Entries taken from a collection:
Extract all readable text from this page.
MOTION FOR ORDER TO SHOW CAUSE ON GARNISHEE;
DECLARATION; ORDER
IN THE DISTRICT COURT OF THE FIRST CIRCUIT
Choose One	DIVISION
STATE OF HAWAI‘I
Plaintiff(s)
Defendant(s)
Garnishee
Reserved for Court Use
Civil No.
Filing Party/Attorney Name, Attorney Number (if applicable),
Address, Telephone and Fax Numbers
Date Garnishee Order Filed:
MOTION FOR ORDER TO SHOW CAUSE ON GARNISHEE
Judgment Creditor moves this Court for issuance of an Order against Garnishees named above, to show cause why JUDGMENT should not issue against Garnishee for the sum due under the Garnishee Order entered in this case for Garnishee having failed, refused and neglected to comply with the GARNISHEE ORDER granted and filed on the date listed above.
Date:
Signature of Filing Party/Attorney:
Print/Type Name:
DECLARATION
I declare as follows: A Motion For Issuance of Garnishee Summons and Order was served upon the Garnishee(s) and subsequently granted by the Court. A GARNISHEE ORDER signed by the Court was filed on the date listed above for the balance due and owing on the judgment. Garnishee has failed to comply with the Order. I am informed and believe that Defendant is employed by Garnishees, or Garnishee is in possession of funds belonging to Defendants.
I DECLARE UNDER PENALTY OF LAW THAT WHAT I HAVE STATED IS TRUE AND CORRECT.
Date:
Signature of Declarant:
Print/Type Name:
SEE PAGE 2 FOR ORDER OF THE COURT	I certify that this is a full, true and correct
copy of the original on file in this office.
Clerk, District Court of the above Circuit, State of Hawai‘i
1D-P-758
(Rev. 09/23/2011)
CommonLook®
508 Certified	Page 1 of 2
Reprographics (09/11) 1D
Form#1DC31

Aim of the exercise.
Print the material above once more, exactly.

Answer to the problem.
Extract all readable text from this page.
MOTION FOR ORDER TO SHOW CAUSE ON GARNISHEE;
DECLARATION; ORDER
IN THE DISTRICT COURT OF THE FIRST CIRCUIT
Choose One	DIVISION
STATE OF HAWAI‘I
Plaintiff(s)
Defendant(s)
Garnishee
Reserved for Court Use
Civil No.
Filing Party/Attorney Name, Attorney Number (if applicable),
Address, Telephone and Fax Numbers
Date Garnishee Order Filed:
MOTION FOR ORDER TO SHOW CAUSE ON GARNISHEE
Judgment Creditor moves this Court for issuance of an Order against Garnishees named above, to show cause why JUDGMENT should not issue against Garnishee for the sum due under the Garnishee Order entered in this case for Garnishee having failed, refused and neglected to comply with the GARNISHEE ORDER granted and filed on the date listed above.
Date:
Signature of Filing Party/Attorney:
Print/Type Name:
DECLARATION
I declare as follows: A Motion For Issuance of Garnishee Summons and Order was served upon the Garnishee(s) and subsequently granted by the Court. A GARNISHEE ORDER signed by the Court was filed on the date listed above for the balance due and owing on the judgment. Garnishee has failed to comply with the Order. I am informed and believe that Defendant is employed by Garnishees, or Garnishee is in possession of funds belonging to Defendants.
I DECLARE UNDER PENALTY OF LAW THAT WHAT I HAVE STATED IS TRUE AND CORRECT.
Date:
Signature of Declarant:
Print/Type Name:
SEE PAGE 2 FOR ORDER OF THE COURT	I certify that this is a full, true and correct
copy of the original on file in this office.
Clerk, District Court of the above Circuit, State of Hawai‘i
1D-P-758
(Rev. 09/23/2011)
CommonLook®
508 Certified	Page 1 of 2
Reprographics (09/11) 1D
Form#1DC31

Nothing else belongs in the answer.